Brief
Answer with nothing but the number of lines that include the word "Sampling".

Stored data entries
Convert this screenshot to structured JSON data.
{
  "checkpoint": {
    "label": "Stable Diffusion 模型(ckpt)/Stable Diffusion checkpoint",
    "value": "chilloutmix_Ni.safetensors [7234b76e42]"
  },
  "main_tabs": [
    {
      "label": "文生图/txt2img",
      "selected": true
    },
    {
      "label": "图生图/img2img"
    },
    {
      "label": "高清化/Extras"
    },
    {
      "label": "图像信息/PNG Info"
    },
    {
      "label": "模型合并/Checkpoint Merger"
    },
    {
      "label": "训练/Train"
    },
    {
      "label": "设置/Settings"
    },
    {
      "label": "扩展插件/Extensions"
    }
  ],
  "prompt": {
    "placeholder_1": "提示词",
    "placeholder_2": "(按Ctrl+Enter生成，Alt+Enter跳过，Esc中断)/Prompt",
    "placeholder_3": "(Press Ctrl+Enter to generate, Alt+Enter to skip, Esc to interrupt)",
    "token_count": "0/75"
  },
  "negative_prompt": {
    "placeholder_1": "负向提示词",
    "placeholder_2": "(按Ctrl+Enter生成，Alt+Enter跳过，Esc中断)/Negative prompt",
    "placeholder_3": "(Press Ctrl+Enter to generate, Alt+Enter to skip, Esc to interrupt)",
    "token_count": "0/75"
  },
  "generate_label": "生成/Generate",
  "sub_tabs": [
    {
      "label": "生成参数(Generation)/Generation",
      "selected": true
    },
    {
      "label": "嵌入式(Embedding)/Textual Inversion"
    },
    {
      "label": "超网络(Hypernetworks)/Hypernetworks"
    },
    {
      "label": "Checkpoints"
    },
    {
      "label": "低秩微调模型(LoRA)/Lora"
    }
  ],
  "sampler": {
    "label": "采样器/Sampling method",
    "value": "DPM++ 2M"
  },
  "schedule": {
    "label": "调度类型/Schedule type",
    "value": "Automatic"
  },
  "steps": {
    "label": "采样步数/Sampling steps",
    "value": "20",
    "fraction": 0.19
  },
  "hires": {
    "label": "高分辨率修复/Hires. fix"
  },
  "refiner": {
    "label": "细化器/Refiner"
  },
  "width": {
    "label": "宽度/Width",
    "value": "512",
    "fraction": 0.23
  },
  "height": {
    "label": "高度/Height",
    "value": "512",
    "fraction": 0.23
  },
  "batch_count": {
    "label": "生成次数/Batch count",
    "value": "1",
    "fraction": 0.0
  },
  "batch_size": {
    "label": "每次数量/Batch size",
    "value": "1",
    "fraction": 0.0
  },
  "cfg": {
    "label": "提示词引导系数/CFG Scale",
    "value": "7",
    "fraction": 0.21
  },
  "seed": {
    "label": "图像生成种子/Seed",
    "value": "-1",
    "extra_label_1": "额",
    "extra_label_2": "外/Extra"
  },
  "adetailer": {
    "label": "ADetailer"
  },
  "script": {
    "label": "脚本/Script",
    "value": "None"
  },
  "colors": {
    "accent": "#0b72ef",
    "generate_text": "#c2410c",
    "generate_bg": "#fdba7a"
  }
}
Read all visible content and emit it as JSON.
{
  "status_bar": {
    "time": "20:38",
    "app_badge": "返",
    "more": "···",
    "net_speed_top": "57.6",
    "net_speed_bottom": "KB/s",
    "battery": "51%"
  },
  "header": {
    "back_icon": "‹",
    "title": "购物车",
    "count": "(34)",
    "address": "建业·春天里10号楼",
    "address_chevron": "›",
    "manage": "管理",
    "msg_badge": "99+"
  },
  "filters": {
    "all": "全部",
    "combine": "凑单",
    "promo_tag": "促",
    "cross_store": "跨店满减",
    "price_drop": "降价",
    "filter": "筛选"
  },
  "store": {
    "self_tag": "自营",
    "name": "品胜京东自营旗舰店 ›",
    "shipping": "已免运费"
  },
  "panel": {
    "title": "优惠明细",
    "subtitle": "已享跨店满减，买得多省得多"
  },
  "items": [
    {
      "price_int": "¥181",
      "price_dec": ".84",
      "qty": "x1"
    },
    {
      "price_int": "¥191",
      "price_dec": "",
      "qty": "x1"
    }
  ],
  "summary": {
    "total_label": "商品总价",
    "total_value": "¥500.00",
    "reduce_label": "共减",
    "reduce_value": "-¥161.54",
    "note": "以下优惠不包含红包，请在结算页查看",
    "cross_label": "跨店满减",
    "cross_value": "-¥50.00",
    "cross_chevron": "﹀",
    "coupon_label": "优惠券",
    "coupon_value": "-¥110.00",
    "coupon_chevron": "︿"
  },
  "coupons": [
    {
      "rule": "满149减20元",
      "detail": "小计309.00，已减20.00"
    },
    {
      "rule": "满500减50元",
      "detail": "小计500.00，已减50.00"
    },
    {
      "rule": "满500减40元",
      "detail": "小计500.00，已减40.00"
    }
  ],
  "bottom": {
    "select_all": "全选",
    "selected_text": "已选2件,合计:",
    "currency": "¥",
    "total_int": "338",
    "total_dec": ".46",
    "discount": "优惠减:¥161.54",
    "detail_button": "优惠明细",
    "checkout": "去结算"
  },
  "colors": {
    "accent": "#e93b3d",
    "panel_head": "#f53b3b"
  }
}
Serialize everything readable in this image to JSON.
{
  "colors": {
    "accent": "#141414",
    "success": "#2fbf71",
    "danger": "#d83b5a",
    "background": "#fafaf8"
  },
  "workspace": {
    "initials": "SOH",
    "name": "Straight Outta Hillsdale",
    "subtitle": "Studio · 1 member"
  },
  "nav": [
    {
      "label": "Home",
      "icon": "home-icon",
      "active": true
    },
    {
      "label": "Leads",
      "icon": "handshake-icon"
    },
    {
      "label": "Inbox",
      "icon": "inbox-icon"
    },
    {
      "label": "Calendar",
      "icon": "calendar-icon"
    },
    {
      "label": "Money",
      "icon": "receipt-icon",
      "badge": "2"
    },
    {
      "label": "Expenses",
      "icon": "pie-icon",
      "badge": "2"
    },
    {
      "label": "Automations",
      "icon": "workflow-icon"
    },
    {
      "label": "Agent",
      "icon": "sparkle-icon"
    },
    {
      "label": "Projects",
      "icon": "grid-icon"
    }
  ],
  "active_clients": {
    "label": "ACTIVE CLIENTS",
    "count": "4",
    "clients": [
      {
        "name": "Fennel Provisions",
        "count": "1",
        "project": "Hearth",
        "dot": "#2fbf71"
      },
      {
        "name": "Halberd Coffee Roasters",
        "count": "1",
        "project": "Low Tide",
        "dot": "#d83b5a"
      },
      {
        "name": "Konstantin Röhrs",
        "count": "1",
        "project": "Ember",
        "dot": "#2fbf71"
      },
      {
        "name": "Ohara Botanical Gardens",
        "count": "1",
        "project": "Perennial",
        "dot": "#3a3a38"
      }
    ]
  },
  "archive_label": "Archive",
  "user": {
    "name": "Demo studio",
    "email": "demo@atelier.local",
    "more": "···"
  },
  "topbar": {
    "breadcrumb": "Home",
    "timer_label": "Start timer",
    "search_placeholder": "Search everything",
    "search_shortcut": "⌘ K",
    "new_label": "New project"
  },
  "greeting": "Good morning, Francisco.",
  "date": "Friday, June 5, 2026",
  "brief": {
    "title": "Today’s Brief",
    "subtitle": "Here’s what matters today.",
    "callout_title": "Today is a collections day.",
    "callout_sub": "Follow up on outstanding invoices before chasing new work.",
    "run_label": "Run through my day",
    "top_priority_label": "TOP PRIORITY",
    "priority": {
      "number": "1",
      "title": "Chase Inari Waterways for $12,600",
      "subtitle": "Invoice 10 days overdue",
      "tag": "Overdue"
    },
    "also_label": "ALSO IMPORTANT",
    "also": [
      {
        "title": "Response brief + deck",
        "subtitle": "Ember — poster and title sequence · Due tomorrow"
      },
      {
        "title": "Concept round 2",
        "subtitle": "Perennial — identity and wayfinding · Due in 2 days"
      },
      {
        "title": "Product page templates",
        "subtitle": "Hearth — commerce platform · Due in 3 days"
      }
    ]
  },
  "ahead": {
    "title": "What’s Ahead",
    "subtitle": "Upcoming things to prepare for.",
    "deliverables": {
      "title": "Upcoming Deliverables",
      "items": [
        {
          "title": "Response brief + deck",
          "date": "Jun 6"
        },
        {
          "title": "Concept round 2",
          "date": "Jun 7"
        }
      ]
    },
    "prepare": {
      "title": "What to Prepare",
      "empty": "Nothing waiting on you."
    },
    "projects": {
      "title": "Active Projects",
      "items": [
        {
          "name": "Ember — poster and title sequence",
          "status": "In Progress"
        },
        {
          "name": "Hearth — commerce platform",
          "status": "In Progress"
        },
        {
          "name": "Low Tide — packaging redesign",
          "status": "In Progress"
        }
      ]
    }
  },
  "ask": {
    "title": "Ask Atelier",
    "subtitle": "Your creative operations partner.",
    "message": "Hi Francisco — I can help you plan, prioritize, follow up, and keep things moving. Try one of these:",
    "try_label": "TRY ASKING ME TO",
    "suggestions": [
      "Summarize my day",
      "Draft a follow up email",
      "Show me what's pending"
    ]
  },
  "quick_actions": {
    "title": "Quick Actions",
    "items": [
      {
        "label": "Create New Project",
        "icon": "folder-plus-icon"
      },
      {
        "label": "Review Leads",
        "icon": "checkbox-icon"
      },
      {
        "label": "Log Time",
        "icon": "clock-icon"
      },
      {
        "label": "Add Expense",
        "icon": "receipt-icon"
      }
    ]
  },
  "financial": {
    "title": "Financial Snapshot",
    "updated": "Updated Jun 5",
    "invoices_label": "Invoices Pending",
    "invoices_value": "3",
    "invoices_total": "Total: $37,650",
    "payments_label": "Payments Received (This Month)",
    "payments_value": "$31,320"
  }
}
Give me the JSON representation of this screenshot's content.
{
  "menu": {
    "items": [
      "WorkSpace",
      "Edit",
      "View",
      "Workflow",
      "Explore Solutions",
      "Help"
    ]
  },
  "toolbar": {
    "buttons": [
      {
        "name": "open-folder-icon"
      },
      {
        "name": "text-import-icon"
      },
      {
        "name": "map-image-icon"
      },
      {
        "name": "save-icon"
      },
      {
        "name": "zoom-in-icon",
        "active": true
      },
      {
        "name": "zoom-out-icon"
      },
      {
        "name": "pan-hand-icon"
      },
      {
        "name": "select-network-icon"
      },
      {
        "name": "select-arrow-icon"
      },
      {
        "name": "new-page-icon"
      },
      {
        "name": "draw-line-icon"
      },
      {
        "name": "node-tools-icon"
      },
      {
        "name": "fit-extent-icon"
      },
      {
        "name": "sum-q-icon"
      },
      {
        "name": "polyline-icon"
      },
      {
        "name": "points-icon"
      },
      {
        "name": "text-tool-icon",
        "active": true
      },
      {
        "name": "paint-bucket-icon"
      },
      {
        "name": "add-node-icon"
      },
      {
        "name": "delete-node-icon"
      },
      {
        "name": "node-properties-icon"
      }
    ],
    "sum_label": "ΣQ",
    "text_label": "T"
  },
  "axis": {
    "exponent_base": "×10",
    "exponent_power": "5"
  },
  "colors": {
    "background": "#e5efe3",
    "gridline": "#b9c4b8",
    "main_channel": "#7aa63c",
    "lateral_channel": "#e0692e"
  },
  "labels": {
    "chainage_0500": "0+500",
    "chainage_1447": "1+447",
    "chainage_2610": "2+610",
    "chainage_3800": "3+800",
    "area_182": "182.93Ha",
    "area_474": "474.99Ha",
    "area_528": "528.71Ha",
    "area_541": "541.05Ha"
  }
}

Finished task
2